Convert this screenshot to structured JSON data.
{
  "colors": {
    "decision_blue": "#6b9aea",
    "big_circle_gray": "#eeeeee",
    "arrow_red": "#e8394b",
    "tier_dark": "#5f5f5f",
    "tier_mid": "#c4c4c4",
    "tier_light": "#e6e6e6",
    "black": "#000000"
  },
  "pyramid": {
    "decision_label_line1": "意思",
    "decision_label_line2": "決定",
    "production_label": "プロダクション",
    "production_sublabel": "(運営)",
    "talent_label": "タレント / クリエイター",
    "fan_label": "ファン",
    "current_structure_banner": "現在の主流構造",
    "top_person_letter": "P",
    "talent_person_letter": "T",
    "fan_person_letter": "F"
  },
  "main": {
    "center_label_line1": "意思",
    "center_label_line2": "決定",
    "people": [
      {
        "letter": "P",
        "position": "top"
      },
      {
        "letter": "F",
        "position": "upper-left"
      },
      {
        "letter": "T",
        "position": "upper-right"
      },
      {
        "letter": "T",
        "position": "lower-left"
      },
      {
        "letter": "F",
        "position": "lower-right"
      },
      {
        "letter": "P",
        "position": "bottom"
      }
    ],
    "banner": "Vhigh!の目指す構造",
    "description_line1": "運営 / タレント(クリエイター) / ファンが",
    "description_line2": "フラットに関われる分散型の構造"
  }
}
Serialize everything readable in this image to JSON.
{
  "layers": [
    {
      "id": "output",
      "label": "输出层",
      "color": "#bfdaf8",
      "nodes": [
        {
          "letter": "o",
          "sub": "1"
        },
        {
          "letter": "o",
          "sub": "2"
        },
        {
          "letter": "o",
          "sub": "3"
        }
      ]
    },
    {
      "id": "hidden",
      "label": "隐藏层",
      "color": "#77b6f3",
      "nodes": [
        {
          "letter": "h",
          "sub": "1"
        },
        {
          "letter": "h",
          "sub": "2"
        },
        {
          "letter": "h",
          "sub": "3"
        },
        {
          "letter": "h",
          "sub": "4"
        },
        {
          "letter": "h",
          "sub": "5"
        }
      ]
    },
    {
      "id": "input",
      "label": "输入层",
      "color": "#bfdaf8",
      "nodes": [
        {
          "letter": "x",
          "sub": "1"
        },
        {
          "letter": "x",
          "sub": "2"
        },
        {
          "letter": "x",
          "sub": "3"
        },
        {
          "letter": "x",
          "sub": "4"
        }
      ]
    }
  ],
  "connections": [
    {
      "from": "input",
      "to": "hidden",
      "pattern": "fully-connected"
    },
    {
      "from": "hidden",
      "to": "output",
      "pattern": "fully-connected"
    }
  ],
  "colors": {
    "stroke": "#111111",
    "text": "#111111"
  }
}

Given exercise
Reproduce the material exactly, with every line intact.

Full solution
Convert this screenshot to structured JSON data.
{
  "colors": {
    "decision_blue": "#6b9aea",
    "big_circle_gray": "#eeeeee",
    "arrow_red": "#e8394b",
    "tier_dark": "#5f5f5f",
    "tier_mid": "#c4c4c4",
    "tier_light": "#e6e6e6",
    "black": "#000000"
  },
  "pyramid": {
    "decision_label_line1": "意思",
    "decision_label_line2": "決定",
    "production_label": "プロダクション",
    "production_sublabel": "(運営)",
    "talent_label": "タレント / クリエイター",
    "fan_label": "ファン",
    "current_structure_banner": "現在の主流構造",
    "top_person_letter": "P",
    "talent_person_letter": "T",
    "fan_person_letter": "F"
  },
  "main": {
    "center_label_line1": "意思",
    "center_label_line2": "決定",
    "people": [
      {
        "letter": "P",
        "position": "top"
      },
      {
        "letter": "F",
        "position": "upper-left"
      },
      {
        "letter": "T",
        "position": "upper-right"
      },
      {
        "letter": "T",
        "position": "lower-left"
      },
      {
        "letter": "F",
        "position": "lower-right"
      },
      {
        "letter": "P",
        "position": "bottom"
      }
    ],
    "banner": "Vhigh!の目指す構造",
    "description_line1": "運営 / タレント(クリエイター) / ファンが",
    "description_line2": "フラットに関われる分散型の構造"
  }
}
Serialize everything readable in this image to JSON.
{
  "layers": [
    {
      "id": "output",
      "label": "输出层",
      "color": "#bfdaf8",
      "nodes": [
        {
          "letter": "o",
          "sub": "1"
        },
        {
          "letter": "o",
          "sub": "2"
        },
        {
          "letter": "o",
          "sub": "3"
        }
      ]
    },
    {
      "id": "hidden",
      "label": "隐藏层",
      "color": "#77b6f3",
      "nodes": [
        {
          "letter": "h",
          "sub": "1"
        },
        {
          "letter": "h",
          "sub": "2"
        },
        {
          "letter": "h",
          "sub": "3"
        },
        {
          "letter": "h",
          "sub": "4"
        },
        {
          "letter": "h",
          "sub": "5"
        }
      ]
    },
    {
      "id": "input",
      "label": "输入层",
      "color": "#bfdaf8",
      "nodes": [
        {
          "letter": "x",
          "sub": "1"
        },
        {
          "letter": "x",
          "sub": "2"
        },
        {
          "letter": "x",
          "sub": "3"
        },
        {
          "letter": "x",
          "sub": "4"
        }
      ]
    }
  ],
  "connections": [
    {
      "from": "input",
      "to": "hidden",
      "pattern": "fully-connected"
    },
    {
      "from": "hidden",
      "to": "output",
      "pattern": "fully-connected"
    }
  ],
  "colors": {
    "stroke": "#111111",
    "text": "#111111"
  }
}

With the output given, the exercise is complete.